DIRECTIVE: Each line below that contains "FTime" counts once; report the total and nothing more.

+++ SUPPLIED RECORDS

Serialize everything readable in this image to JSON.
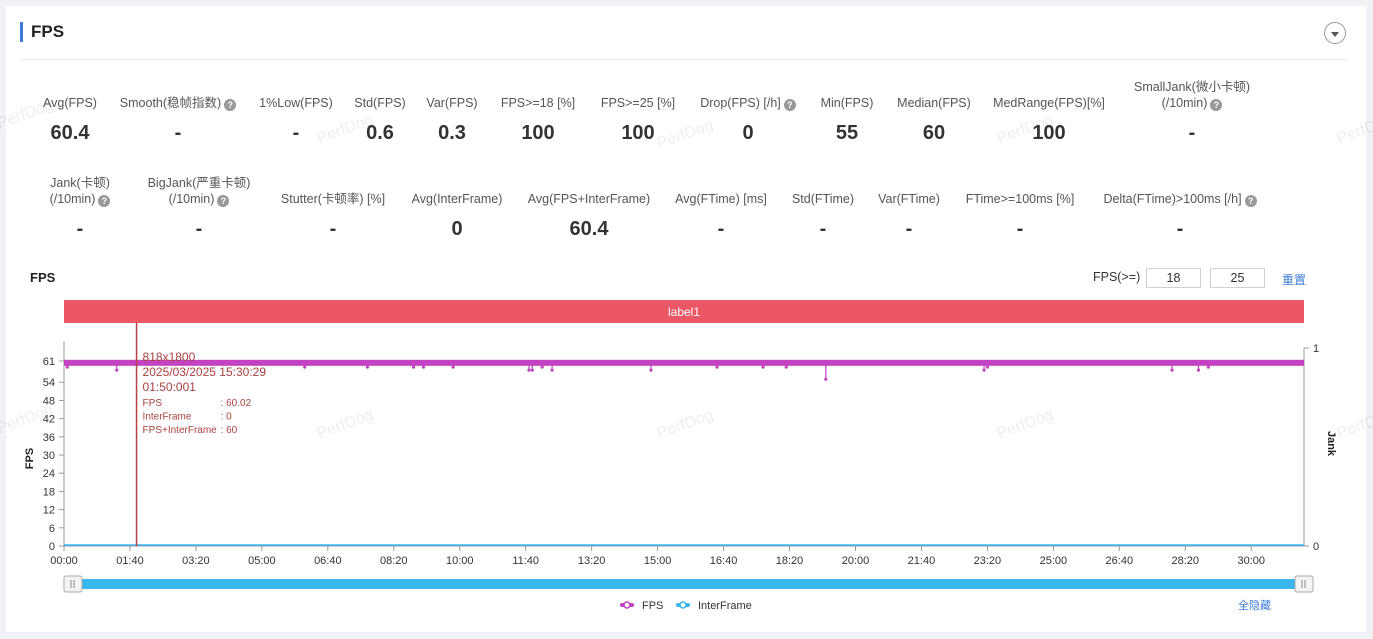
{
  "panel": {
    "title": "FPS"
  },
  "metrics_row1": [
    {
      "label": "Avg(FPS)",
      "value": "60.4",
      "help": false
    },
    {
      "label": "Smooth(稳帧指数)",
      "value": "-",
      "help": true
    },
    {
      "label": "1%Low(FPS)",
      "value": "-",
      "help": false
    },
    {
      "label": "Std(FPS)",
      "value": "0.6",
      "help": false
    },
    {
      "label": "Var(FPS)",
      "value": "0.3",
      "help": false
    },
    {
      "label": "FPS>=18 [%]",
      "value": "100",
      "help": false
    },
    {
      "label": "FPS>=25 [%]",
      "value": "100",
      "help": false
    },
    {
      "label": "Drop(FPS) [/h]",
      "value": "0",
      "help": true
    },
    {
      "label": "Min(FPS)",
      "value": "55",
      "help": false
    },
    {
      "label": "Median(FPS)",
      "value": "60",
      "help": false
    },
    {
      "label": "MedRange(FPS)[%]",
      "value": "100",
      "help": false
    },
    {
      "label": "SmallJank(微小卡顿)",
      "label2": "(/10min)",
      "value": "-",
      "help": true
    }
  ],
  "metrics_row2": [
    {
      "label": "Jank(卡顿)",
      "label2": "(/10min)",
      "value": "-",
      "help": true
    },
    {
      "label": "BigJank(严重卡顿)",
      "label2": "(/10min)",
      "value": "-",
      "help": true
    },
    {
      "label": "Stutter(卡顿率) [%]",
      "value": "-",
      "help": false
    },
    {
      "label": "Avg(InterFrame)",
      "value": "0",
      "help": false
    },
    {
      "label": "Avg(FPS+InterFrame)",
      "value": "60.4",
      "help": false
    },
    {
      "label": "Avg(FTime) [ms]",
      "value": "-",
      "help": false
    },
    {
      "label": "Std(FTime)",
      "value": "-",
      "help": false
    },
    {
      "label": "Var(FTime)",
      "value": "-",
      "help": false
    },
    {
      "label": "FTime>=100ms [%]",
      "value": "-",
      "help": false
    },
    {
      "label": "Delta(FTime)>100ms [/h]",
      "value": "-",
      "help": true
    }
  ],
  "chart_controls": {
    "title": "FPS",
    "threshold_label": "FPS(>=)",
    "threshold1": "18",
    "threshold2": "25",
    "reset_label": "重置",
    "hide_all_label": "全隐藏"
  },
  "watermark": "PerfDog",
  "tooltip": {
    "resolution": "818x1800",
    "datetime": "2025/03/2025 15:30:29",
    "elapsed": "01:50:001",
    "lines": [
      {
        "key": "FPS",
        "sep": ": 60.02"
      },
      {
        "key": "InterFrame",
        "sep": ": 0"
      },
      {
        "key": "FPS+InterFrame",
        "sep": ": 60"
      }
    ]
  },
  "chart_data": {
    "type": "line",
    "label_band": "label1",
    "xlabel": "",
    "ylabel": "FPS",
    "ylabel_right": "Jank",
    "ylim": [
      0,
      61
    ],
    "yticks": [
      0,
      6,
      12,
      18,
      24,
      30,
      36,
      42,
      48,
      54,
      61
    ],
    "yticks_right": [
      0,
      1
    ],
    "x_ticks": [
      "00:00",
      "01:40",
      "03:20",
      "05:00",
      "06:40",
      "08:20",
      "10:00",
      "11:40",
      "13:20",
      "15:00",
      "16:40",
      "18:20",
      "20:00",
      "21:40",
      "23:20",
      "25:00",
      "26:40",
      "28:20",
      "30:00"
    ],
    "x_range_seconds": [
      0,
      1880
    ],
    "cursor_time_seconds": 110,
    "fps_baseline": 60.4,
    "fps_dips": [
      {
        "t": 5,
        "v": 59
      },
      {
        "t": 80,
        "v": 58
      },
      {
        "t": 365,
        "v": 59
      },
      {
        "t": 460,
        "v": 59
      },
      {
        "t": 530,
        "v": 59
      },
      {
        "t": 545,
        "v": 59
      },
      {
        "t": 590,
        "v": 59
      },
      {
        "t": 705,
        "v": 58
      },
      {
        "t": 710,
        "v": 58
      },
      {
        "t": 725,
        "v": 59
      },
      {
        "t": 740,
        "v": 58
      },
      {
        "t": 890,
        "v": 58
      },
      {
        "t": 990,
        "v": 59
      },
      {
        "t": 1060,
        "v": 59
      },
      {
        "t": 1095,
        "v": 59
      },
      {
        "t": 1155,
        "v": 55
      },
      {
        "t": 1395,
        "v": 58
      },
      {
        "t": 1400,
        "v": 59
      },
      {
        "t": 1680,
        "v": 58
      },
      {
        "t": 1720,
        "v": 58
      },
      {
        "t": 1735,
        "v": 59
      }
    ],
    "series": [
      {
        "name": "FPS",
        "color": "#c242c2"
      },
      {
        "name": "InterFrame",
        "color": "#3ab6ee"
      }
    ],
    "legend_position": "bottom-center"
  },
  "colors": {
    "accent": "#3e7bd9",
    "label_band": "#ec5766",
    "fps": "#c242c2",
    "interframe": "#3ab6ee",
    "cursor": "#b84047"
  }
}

++++++

ANSWER: 5